THE REQUEST: Print the records below exactly as they appear.

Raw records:
══════════
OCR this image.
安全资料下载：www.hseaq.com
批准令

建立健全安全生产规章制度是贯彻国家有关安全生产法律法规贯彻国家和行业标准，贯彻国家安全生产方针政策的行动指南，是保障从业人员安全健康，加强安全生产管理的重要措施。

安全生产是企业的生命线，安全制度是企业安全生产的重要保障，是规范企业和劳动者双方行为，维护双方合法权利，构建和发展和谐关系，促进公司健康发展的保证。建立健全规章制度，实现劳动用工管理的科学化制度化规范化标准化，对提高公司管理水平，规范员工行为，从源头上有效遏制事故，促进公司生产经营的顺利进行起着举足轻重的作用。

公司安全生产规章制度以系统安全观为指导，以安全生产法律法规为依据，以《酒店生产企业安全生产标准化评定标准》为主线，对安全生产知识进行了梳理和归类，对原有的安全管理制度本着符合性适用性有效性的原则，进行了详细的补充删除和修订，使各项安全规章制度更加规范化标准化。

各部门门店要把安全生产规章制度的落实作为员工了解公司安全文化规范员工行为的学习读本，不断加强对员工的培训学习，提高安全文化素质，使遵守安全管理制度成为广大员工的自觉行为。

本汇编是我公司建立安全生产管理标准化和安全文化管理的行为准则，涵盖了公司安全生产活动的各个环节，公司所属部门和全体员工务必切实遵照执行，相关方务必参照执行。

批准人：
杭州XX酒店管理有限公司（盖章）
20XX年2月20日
══════════
FULL SOLUTION:
OCR this image.
安全资料下载：www.hseaq.com
批准令

建立健全安全生产规章制度是贯彻国家有关安全生产法律法规贯彻国家和行业标准，贯彻国家安全生产方针政策的行动指南，是保障从业人员安全健康，加强安全生产管理的重要措施。

安全生产是企业的生命线，安全制度是企业安全生产的重要保障，是规范企业和劳动者双方行为，维护双方合法权利，构建和发展和谐关系，促进公司健康发展的保证。建立健全规章制度，实现劳动用工管理的科学化制度化规范化标准化，对提高公司管理水平，规范员工行为，从源头上有效遏制事故，促进公司生产经营的顺利进行起着举足轻重的作用。

公司安全生产规章制度以系统安全观为指导，以安全生产法律法规为依据，以《酒店生产企业安全生产标准化评定标准》为主线，对安全生产知识进行了梳理和归类，对原有的安全管理制度本着符合性适用性有效性的原则，进行了详细的补充删除和修订，使各项安全规章制度更加规范化标准化。

各部门门店要把安全生产规章制度的落实作为员工了解公司安全文化规范员工行为的学习读本，不断加强对员工的培训学习，提高安全文化素质，使遵守安全管理制度成为广大员工的自觉行为。

本汇编是我公司建立安全生产管理标准化和安全文化管理的行为准则，涵盖了公司安全生产活动的各个环节，公司所属部门和全体员工务必切实遵照执行，相关方务必参照执行。

批准人：
杭州XX酒店管理有限公司（盖章）
20XX年2月20日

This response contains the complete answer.